_Task details_
Every line with the word "Merge" in it should be extracted from the data that follows.

--- begin Provided entries ---

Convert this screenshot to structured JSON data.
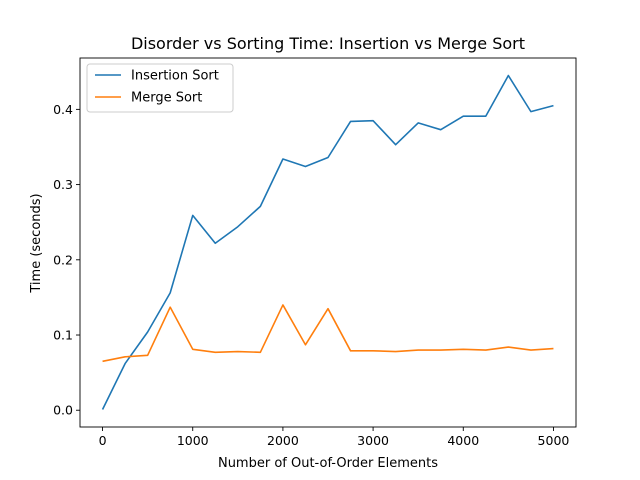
{
  "chart_data": {
    "type": "line",
    "title": "Disorder vs Sorting Time: Insertion vs Merge Sort",
    "xlabel": "Number of Out-of-Order Elements",
    "ylabel": "Time (seconds)",
    "xlim": [
      -250,
      5250
    ],
    "ylim": [
      -0.0223,
      0.4683
    ],
    "xticks": [
      0,
      1000,
      2000,
      3000,
      4000,
      5000
    ],
    "xtick_labels": [
      "0",
      "1000",
      "2000",
      "3000",
      "4000",
      "5000"
    ],
    "yticks": [
      0.0,
      0.1,
      0.2,
      0.3,
      0.4
    ],
    "ytick_labels": [
      "0.0",
      "0.1",
      "0.2",
      "0.3",
      "0.4"
    ],
    "grid": false,
    "legend_position": "top-left",
    "x": [
      0,
      250,
      500,
      750,
      1000,
      1250,
      1500,
      1750,
      2000,
      2250,
      2500,
      2750,
      3000,
      3250,
      3500,
      3750,
      4000,
      4250,
      4500,
      4750,
      5000
    ],
    "series": [
      {
        "name": "Insertion Sort",
        "color": "#1f77b4",
        "values": [
          0.001,
          0.062,
          0.104,
          0.156,
          0.259,
          0.222,
          0.244,
          0.271,
          0.334,
          0.324,
          0.336,
          0.384,
          0.385,
          0.353,
          0.382,
          0.373,
          0.391,
          0.391,
          0.445,
          0.397,
          0.405
        ]
      },
      {
        "name": "Merge Sort",
        "color": "#ff7f0e",
        "values": [
          0.065,
          0.071,
          0.073,
          0.137,
          0.081,
          0.077,
          0.078,
          0.077,
          0.14,
          0.087,
          0.135,
          0.079,
          0.079,
          0.078,
          0.08,
          0.08,
          0.081,
          0.08,
          0.084,
          0.08,
          0.082
        ]
      }
    ]
  }
}
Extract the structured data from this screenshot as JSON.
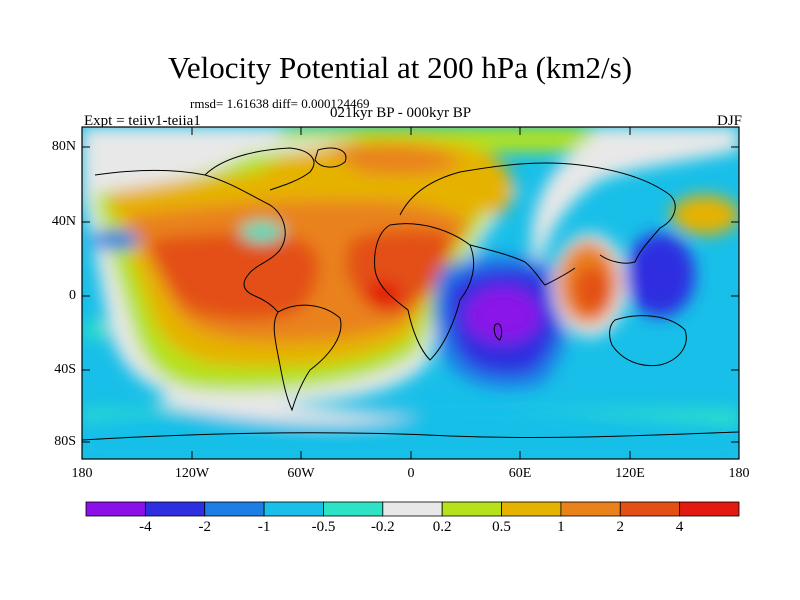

--- end Provided entries ---

_Exercise response_
    "title": "Disorder vs Sorting Time: Insertion vs Merge Sort",
        "name": "Merge Sort",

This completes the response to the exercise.